**Record list**
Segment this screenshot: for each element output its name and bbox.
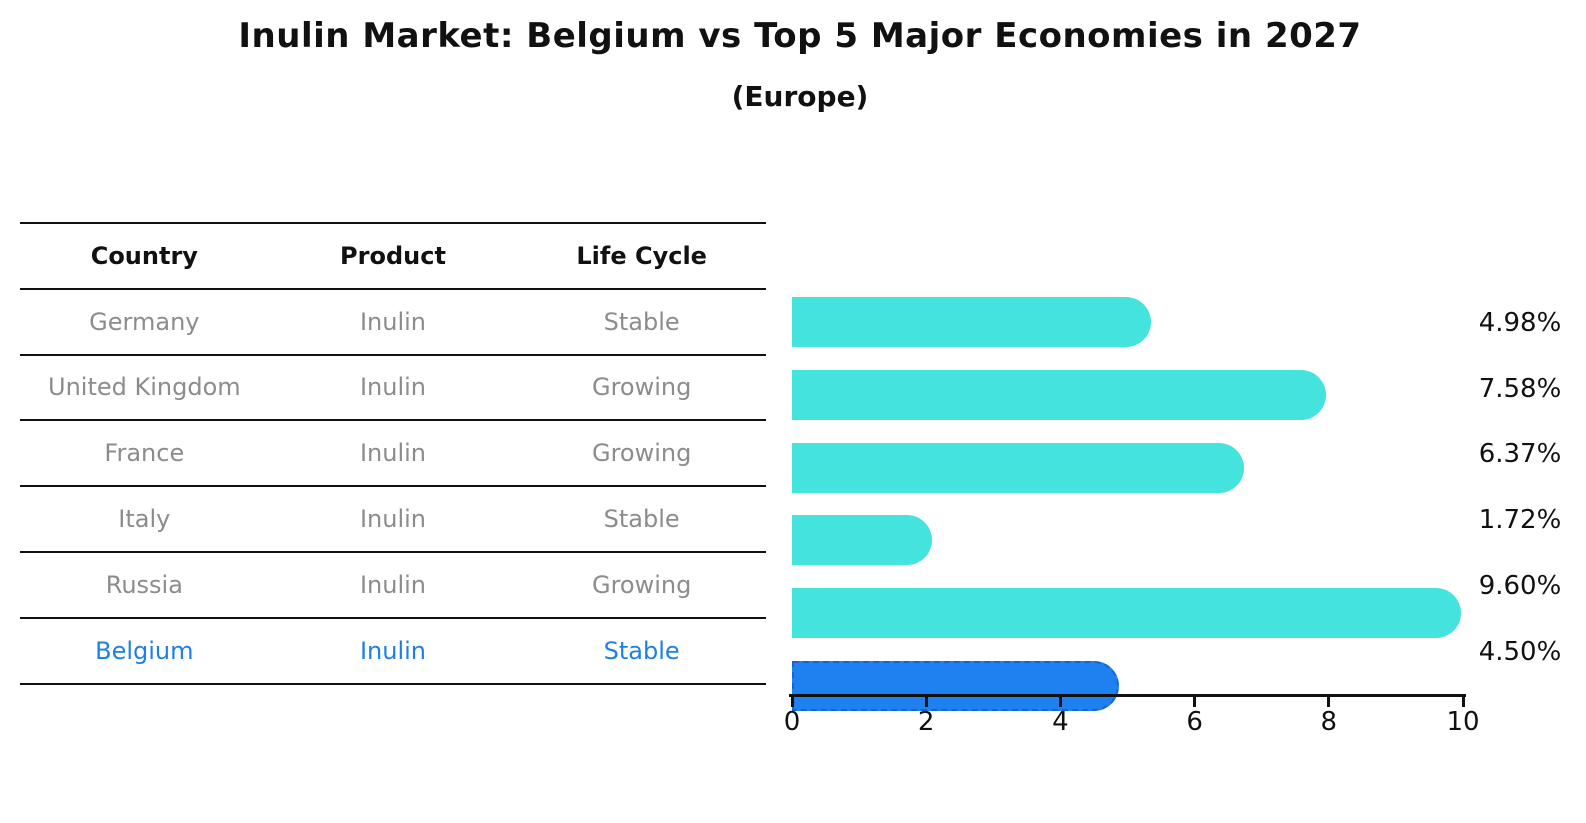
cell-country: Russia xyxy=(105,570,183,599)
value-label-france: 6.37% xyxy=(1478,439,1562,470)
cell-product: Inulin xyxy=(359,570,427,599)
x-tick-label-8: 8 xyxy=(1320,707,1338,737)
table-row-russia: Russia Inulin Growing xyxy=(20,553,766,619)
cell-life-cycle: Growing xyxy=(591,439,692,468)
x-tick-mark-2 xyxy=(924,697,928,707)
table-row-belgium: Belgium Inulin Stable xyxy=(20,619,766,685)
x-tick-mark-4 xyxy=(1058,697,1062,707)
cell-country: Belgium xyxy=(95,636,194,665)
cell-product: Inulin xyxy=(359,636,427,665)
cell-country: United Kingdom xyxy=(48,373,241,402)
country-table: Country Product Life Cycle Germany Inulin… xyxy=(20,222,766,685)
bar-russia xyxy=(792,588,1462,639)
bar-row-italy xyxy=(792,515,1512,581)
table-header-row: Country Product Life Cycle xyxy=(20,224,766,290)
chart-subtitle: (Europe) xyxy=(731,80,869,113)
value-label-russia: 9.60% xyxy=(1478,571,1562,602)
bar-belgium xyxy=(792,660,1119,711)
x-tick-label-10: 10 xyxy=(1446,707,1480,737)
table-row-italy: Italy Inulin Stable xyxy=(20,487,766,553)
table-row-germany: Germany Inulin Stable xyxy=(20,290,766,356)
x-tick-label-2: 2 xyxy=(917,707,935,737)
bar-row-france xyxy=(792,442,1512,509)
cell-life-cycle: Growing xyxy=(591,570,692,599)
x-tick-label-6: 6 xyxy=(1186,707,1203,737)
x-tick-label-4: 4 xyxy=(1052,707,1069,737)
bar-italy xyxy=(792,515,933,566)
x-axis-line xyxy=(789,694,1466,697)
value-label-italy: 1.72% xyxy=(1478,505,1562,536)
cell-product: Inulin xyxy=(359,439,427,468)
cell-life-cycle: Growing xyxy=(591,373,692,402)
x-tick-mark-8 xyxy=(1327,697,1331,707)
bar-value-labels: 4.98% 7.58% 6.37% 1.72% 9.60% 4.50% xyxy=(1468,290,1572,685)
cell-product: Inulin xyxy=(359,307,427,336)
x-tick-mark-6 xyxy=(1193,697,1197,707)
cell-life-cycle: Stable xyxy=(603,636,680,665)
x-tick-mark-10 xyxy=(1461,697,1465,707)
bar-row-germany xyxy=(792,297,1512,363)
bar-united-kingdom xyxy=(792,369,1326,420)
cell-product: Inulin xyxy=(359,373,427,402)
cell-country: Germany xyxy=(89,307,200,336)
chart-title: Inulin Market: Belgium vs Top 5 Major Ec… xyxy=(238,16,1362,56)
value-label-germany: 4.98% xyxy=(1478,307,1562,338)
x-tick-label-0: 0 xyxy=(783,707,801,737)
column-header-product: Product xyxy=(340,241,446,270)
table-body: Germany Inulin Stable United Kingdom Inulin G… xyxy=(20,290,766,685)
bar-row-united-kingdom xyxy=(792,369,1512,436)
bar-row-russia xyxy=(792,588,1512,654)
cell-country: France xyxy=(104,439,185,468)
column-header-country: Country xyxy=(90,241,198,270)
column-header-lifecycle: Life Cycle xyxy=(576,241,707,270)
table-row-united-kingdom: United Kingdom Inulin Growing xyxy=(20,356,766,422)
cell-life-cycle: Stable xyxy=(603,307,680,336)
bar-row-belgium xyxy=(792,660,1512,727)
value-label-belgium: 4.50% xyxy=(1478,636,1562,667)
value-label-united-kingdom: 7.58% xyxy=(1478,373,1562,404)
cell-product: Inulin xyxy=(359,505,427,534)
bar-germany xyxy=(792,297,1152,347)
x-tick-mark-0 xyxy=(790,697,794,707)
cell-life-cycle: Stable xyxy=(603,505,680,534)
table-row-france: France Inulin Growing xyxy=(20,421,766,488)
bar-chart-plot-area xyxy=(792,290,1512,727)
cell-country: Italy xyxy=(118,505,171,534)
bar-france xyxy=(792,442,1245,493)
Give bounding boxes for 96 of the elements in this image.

**What to do**
Copy every line of the records above verbatim and in order, omitting the picture placeholders.

**Exercise output**
Segment this screenshot: for each element output its name and bbox.
cell-country: Russia xyxy=(105,570,183,599)
value-label-france: 6.37% xyxy=(1478,439,1562,470)
cell-product: Inulin xyxy=(359,570,427,599)
x-tick-label-8: 8 xyxy=(1320,707,1338,737)
table-row-russia: Russia Inulin Growing xyxy=(20,553,766,619)
cell-life-cycle: Growing xyxy=(591,439,692,468)
x-tick-mark-2 xyxy=(924,697,928,707)
table-row-belgium: Belgium Inulin Stable xyxy=(20,619,766,685)
x-tick-mark-4 xyxy=(1058,697,1062,707)
cell-country: Belgium xyxy=(95,636,194,665)
cell-product: Inulin xyxy=(359,636,427,665)
cell-country: United Kingdom xyxy=(48,373,241,402)
country-table: Country Product Life Cycle Germany Inulin… xyxy=(20,222,766,685)
bar-russia xyxy=(792,588,1462,639)
bar-row-italy xyxy=(792,515,1512,581)
table-header-row: Country Product Life Cycle xyxy=(20,224,766,290)
chart-subtitle: (Europe) xyxy=(731,80,869,113)
value-label-russia: 9.60% xyxy=(1478,571,1562,602)
bar-belgium xyxy=(792,660,1119,711)
x-tick-label-10: 10 xyxy=(1446,707,1480,737)
table-row-italy: Italy Inulin Stable xyxy=(20,487,766,553)
table-row-germany: Germany Inulin Stable xyxy=(20,290,766,356)
x-tick-label-2: 2 xyxy=(917,707,935,737)
bar-row-france xyxy=(792,442,1512,509)
cell-life-cycle: Growing xyxy=(591,570,692,599)
x-tick-label-6: 6 xyxy=(1186,707,1203,737)
x-tick-label-4: 4 xyxy=(1052,707,1069,737)
bar-italy xyxy=(792,515,933,566)
x-axis-line xyxy=(789,694,1466,697)
value-label-italy: 1.72% xyxy=(1478,505,1562,536)
cell-product: Inulin xyxy=(359,439,427,468)
cell-life-cycle: Growing xyxy=(591,373,692,402)
x-tick-mark-8 xyxy=(1327,697,1331,707)
bar-value-labels: 4.98% 7.58% 6.37% 1.72% 9.60% 4.50% xyxy=(1468,290,1572,685)
cell-product: Inulin xyxy=(359,307,427,336)
x-tick-mark-6 xyxy=(1193,697,1197,707)
cell-life-cycle: Stable xyxy=(603,636,680,665)
x-tick-mark-10 xyxy=(1461,697,1465,707)
bar-row-germany xyxy=(792,297,1512,363)
bar-united-kingdom xyxy=(792,369,1326,420)
cell-product: Inulin xyxy=(359,373,427,402)
cell-country: Germany xyxy=(89,307,200,336)
chart-title: Inulin Market: Belgium vs Top 5 Major Ec… xyxy=(238,16,1362,56)
value-label-germany: 4.98% xyxy=(1478,307,1562,338)
x-tick-label-0: 0 xyxy=(783,707,801,737)
column-header-product: Product xyxy=(340,241,446,270)
table-body: Germany Inulin Stable United Kingdom Inulin G… xyxy=(20,290,766,685)
bar-row-united-kingdom xyxy=(792,369,1512,436)
bar-row-russia xyxy=(792,588,1512,654)
cell-country: France xyxy=(104,439,185,468)
column-header-country: Country xyxy=(90,241,198,270)
column-header-lifecycle: Life Cycle xyxy=(576,241,707,270)
table-row-united-kingdom: United Kingdom Inulin Growing xyxy=(20,356,766,422)
cell-life-cycle: Stable xyxy=(603,307,680,336)
bar-row-belgium xyxy=(792,660,1512,727)
value-label-belgium: 4.50% xyxy=(1478,636,1562,667)
value-label-united-kingdom: 7.58% xyxy=(1478,373,1562,404)
cell-product: Inulin xyxy=(359,505,427,534)
bar-germany xyxy=(792,297,1152,347)
x-tick-mark-0 xyxy=(790,697,794,707)
cell-life-cycle: Stable xyxy=(603,505,680,534)
table-row-france: France Inulin Growing xyxy=(20,421,766,488)
bar-chart-plot-area xyxy=(792,290,1512,727)
cell-country: Italy xyxy=(118,505,171,534)
bar-france xyxy=(792,442,1245,493)
Give bounding boxes for 96 of the elements in this image.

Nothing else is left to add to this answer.